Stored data
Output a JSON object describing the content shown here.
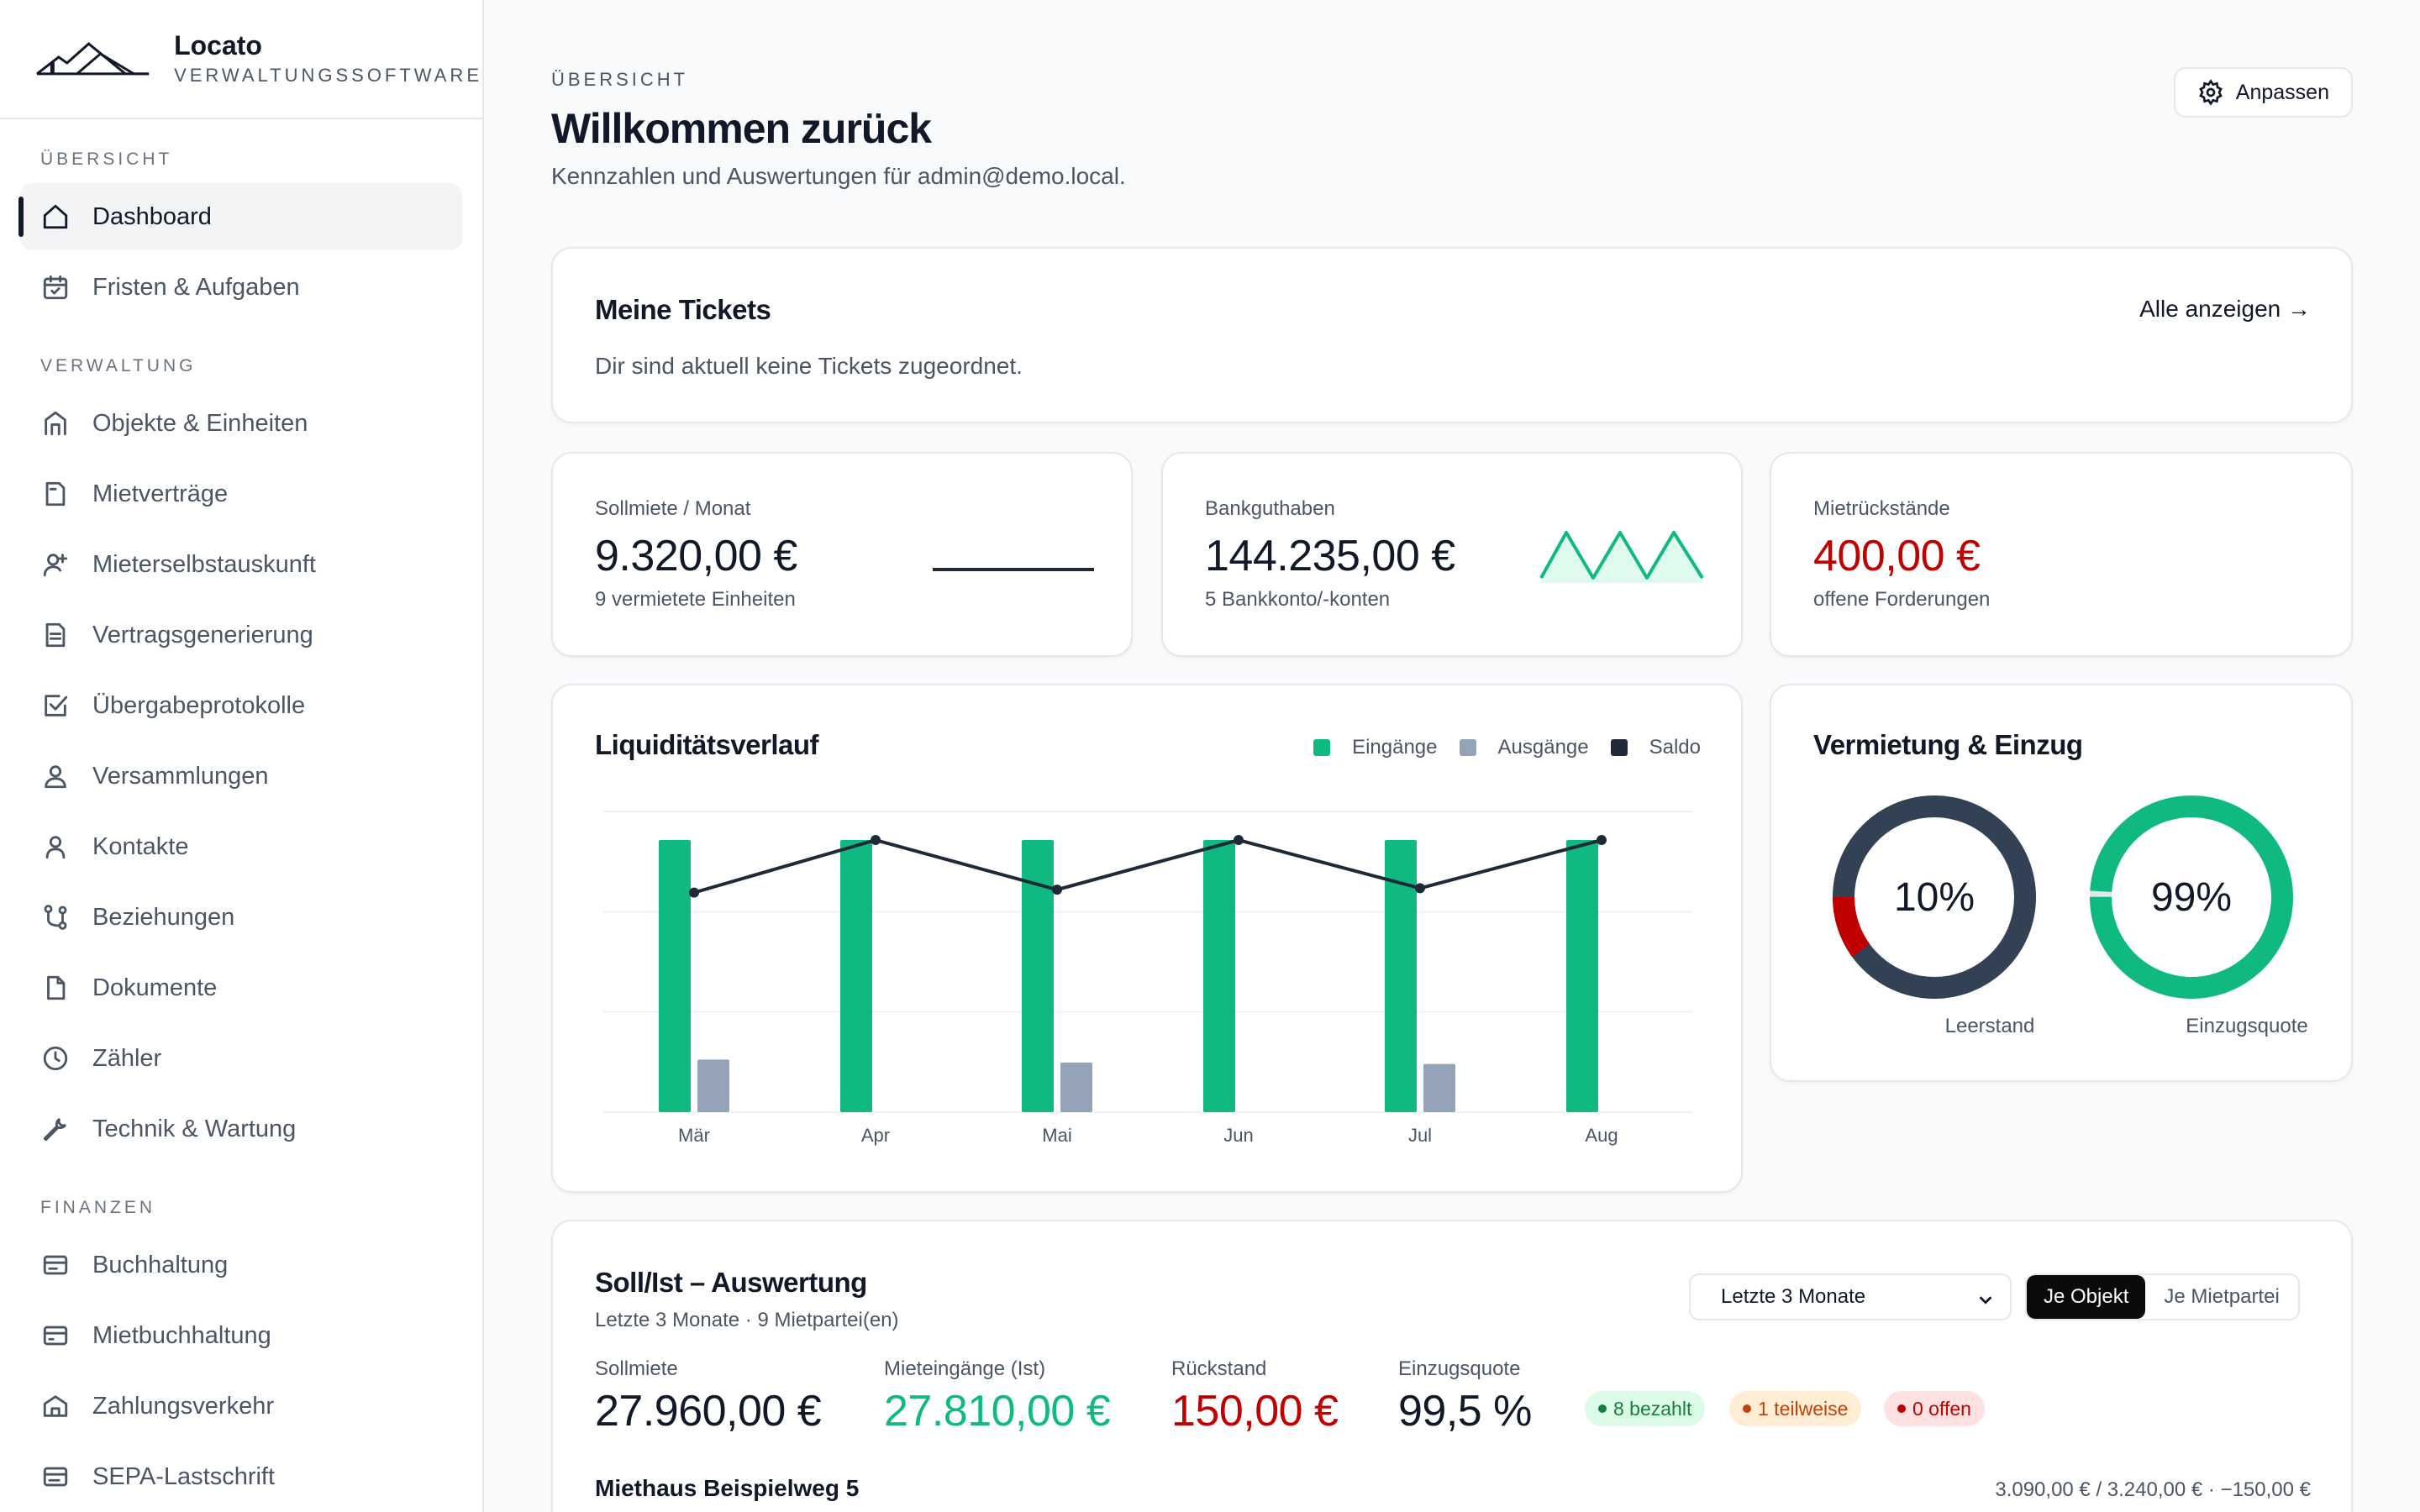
{
  "brand": {
    "name": "Locato",
    "subtitle": "VERWALTUNGSSOFTWARE"
  },
  "sidebar": {
    "sections": [
      {
        "label": "ÜBERSICHT"
      },
      {
        "label": "VERWALTUNG"
      },
      {
        "label": "FINANZEN"
      }
    ],
    "items": [
      {
        "label": "Dashboard",
        "icon": "home-icon",
        "active": true
      },
      {
        "label": "Fristen & Aufgaben",
        "icon": "calendar-check-icon"
      },
      {
        "label": "Objekte & Einheiten",
        "icon": "building-icon"
      },
      {
        "label": "Mietverträge",
        "icon": "document-icon"
      },
      {
        "label": "Mieterselbstauskunft",
        "icon": "user-plus-icon"
      },
      {
        "label": "Vertragsgenerierung",
        "icon": "file-text-icon"
      },
      {
        "label": "Übergabeprotokolle",
        "icon": "checkbox-icon"
      },
      {
        "label": "Versammlungen",
        "icon": "users-icon"
      },
      {
        "label": "Kontakte",
        "icon": "user-icon"
      },
      {
        "label": "Beziehungen",
        "icon": "git-branch-icon"
      },
      {
        "label": "Dokumente",
        "icon": "file-icon"
      },
      {
        "label": "Zähler",
        "icon": "clock-icon"
      },
      {
        "label": "Technik & Wartung",
        "icon": "wrench-icon"
      },
      {
        "label": "Buchhaltung",
        "icon": "ledger-icon"
      },
      {
        "label": "Mietbuchhaltung",
        "icon": "credit-card-icon"
      },
      {
        "label": "Zahlungsverkehr",
        "icon": "bank-icon"
      },
      {
        "label": "SEPA-Lastschrift",
        "icon": "card-icon"
      }
    ]
  },
  "header": {
    "eyebrow": "ÜBERSICHT",
    "title": "Willkommen zurück",
    "subtitle": "Kennzahlen und Auswertungen für admin@demo.local.",
    "customize_label": "Anpassen"
  },
  "tickets": {
    "title": "Meine Tickets",
    "link": "Alle anzeigen →",
    "empty": "Dir sind aktuell keine Tickets zugeordnet."
  },
  "kpis": [
    {
      "label": "Sollmiete / Monat",
      "value": "9.320,00 €",
      "sub": "9 vermietete Einheiten",
      "color": "#111827"
    },
    {
      "label": "Bankguthaben",
      "value": "144.235,00 €",
      "sub": "5 Bankkonto/-konten",
      "color": "#111827"
    },
    {
      "label": "Mietrückstände",
      "value": "400,00 €",
      "sub": "offene Forderungen",
      "color": "#c00000"
    }
  ],
  "liquidity": {
    "title": "Liquiditätsverlauf",
    "legend": [
      "Eingänge",
      "Ausgänge",
      "Saldo"
    ],
    "colors": {
      "in": "#10b981",
      "out": "#94a3b8",
      "saldo": "#1f2937"
    }
  },
  "chart_data": {
    "type": "bar",
    "title": "Liquiditätsverlauf",
    "categories": [
      "Mär",
      "Apr",
      "Mai",
      "Jun",
      "Jul",
      "Aug"
    ],
    "series": [
      {
        "name": "Eingänge",
        "type": "bar",
        "values": [
          9320,
          9320,
          9320,
          9320,
          9320,
          9320
        ]
      },
      {
        "name": "Ausgänge",
        "type": "bar",
        "values": [
          1800,
          0,
          1700,
          0,
          1650,
          0
        ]
      },
      {
        "name": "Saldo",
        "type": "line",
        "values": [
          7520,
          9320,
          7620,
          9320,
          7670,
          9320
        ]
      }
    ],
    "ylim": [
      0,
      10300
    ],
    "grid": true,
    "legend": "top-right"
  },
  "occupancy": {
    "title": "Vermietung & Einzug",
    "donuts": [
      {
        "label": "Leerstand",
        "value_text": "10%",
        "fraction": 0.1,
        "color": "#c00000",
        "track": "#334155"
      },
      {
        "label": "Einzugsquote",
        "value_text": "99%",
        "fraction": 0.99,
        "color": "#10b981",
        "track": "#e5e7eb"
      }
    ]
  },
  "sollist": {
    "title": "Soll/Ist – Auswertung",
    "subtitle": "Letzte 3 Monate · 9 Mietpartei(en)",
    "period": "Letzte 3 Monate",
    "toggle_on": "Je Objekt",
    "toggle_off": "Je Mietpartei",
    "stats": [
      {
        "label": "Sollmiete",
        "value": "27.960,00 €",
        "color": "#111827"
      },
      {
        "label": "Mieteingänge (Ist)",
        "value": "27.810,00 €",
        "color": "#10b981"
      },
      {
        "label": "Rückstand",
        "value": "150,00 €",
        "color": "#c00000"
      },
      {
        "label": "Einzugsquote",
        "value": "99,5 %",
        "color": "#111827"
      }
    ],
    "pills": [
      {
        "label": "8 bezahlt",
        "bg": "#dcfce7",
        "fg": "#15803d"
      },
      {
        "label": "1 teilweise",
        "bg": "#ffedd5",
        "fg": "#c2410c"
      },
      {
        "label": "0 offen",
        "bg": "#fee2e2",
        "fg": "#c00000"
      }
    ],
    "row": {
      "name": "Miethaus Beispielweg 5",
      "summary": "3.090,00 € / 3.240,00 € · −150,00 €"
    }
  }
}
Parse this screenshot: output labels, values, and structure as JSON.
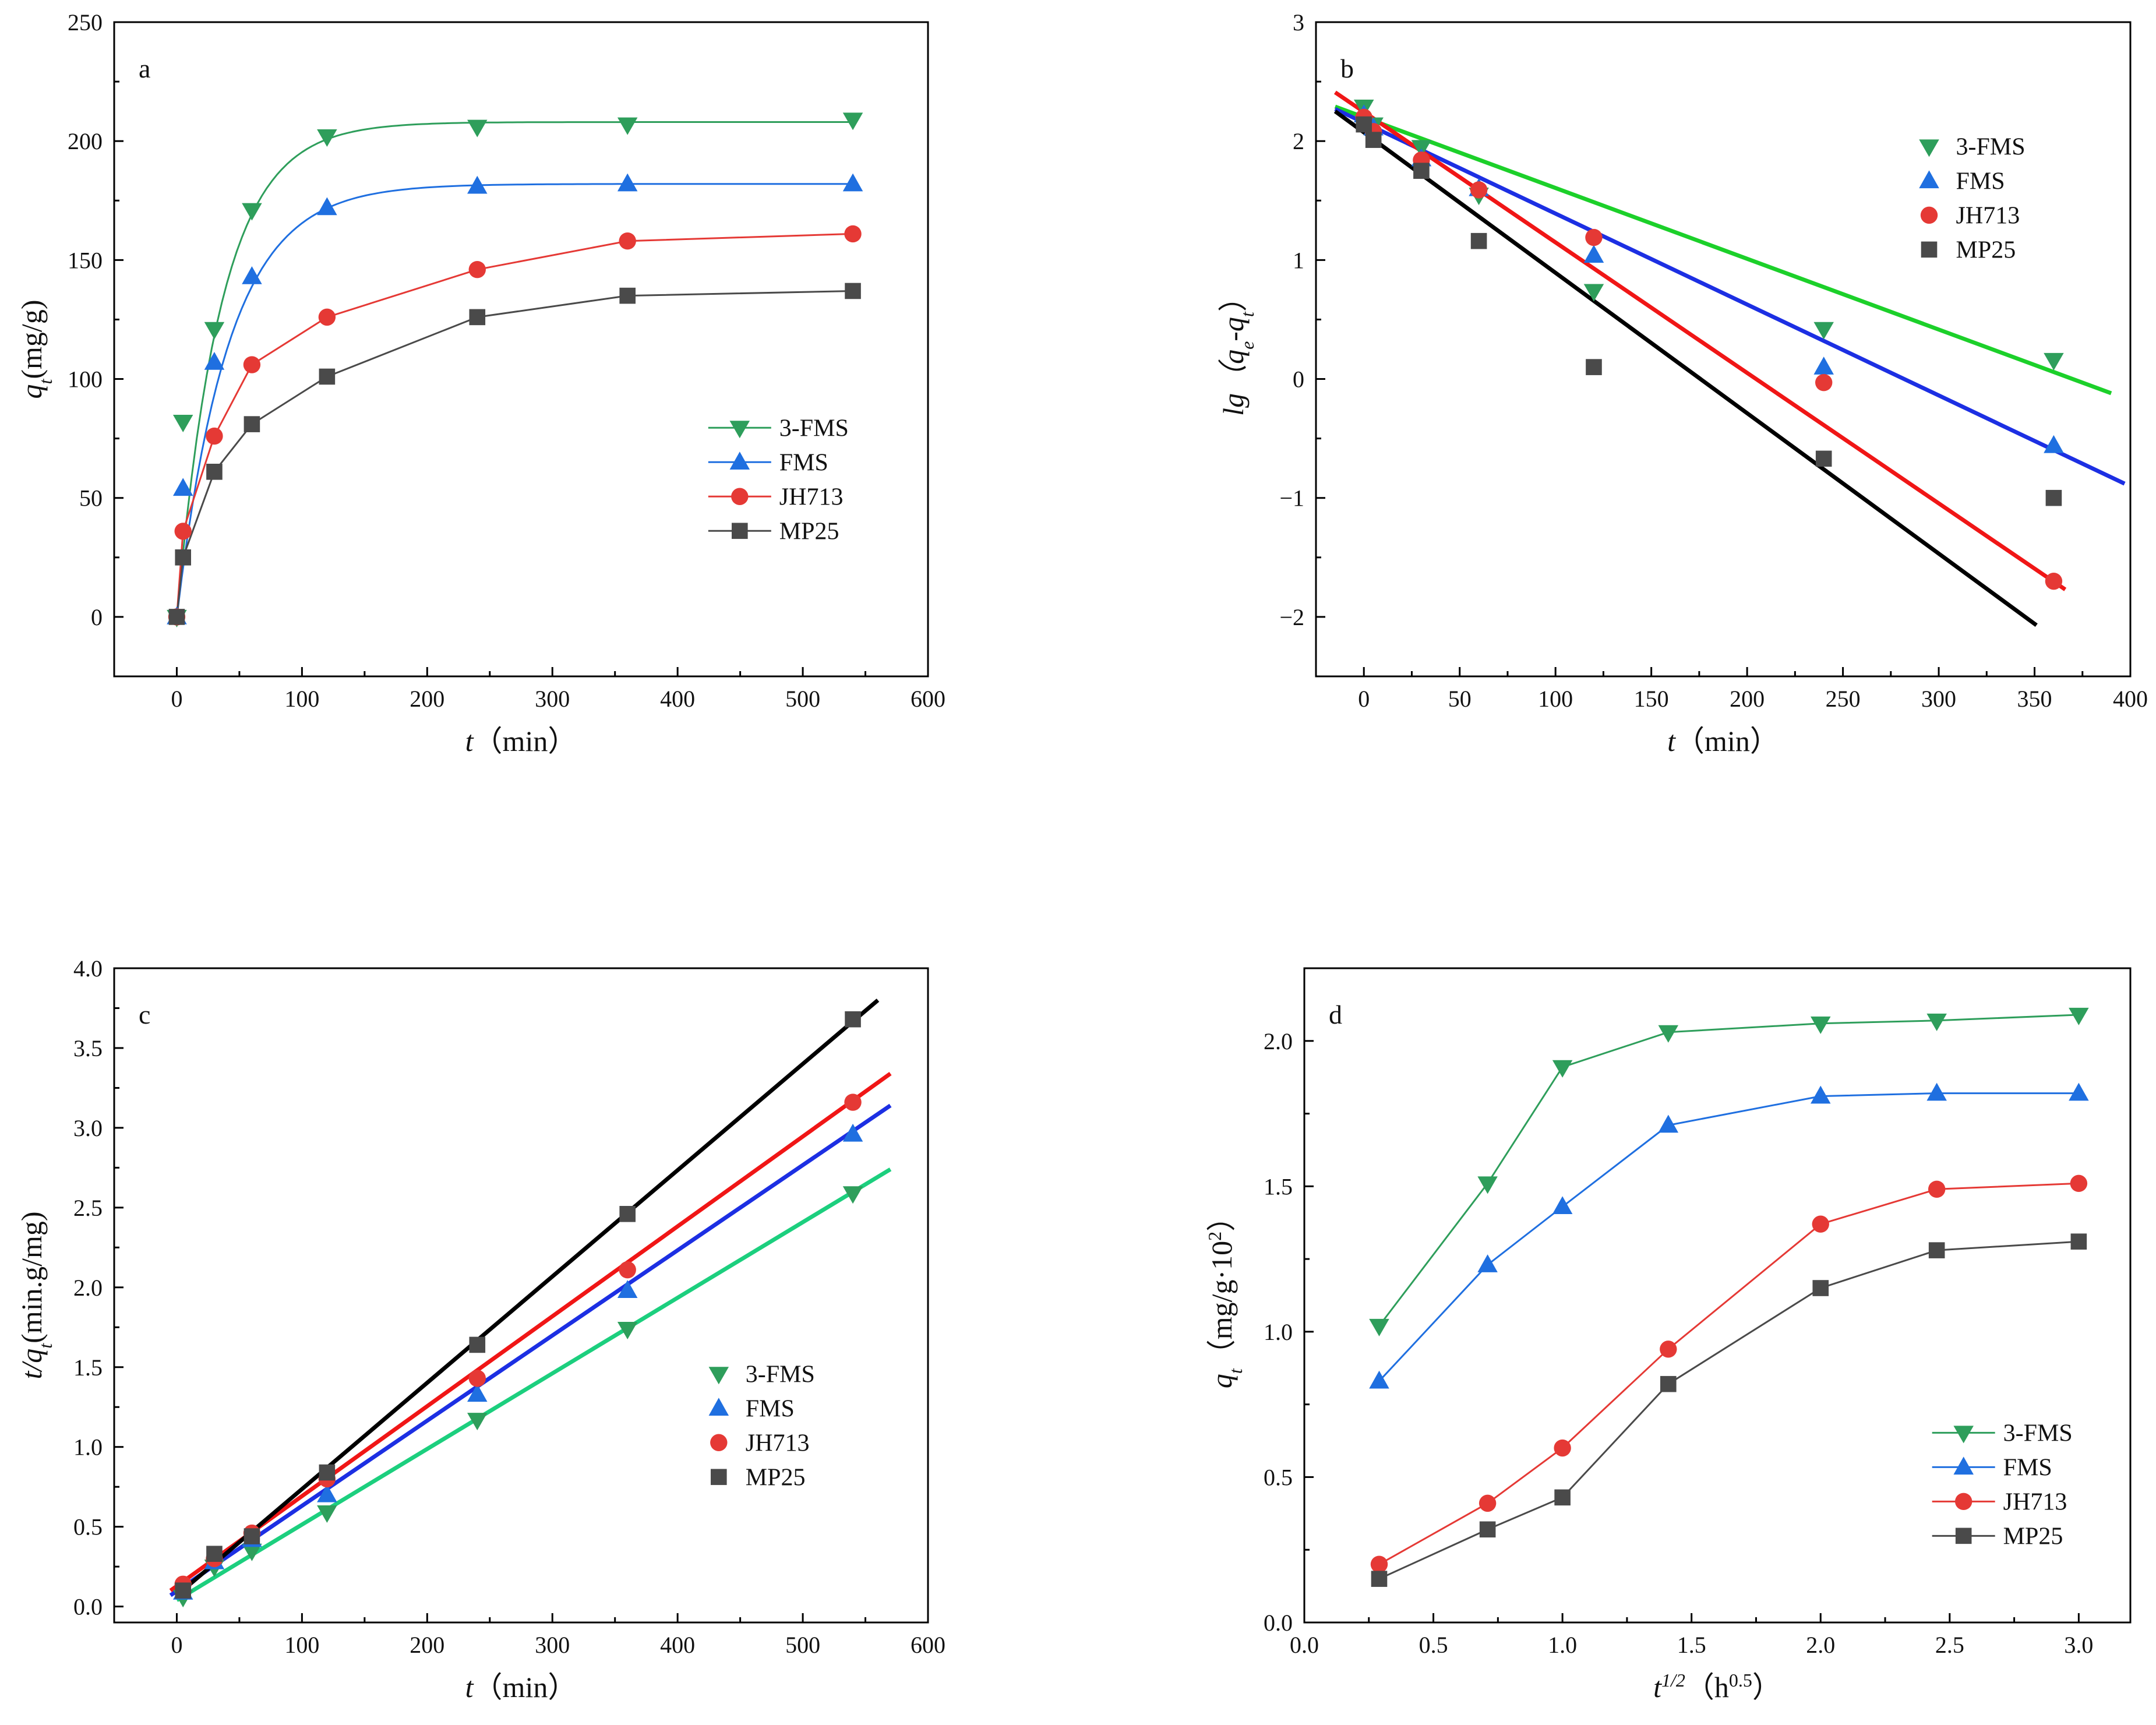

## [Task]
Where a line above contains the word "ÜBERSICHT", copy that line.

## [Exercise result]
        "label": "ÜBERSICHT"
    "eyebrow": "ÜBERSICHT",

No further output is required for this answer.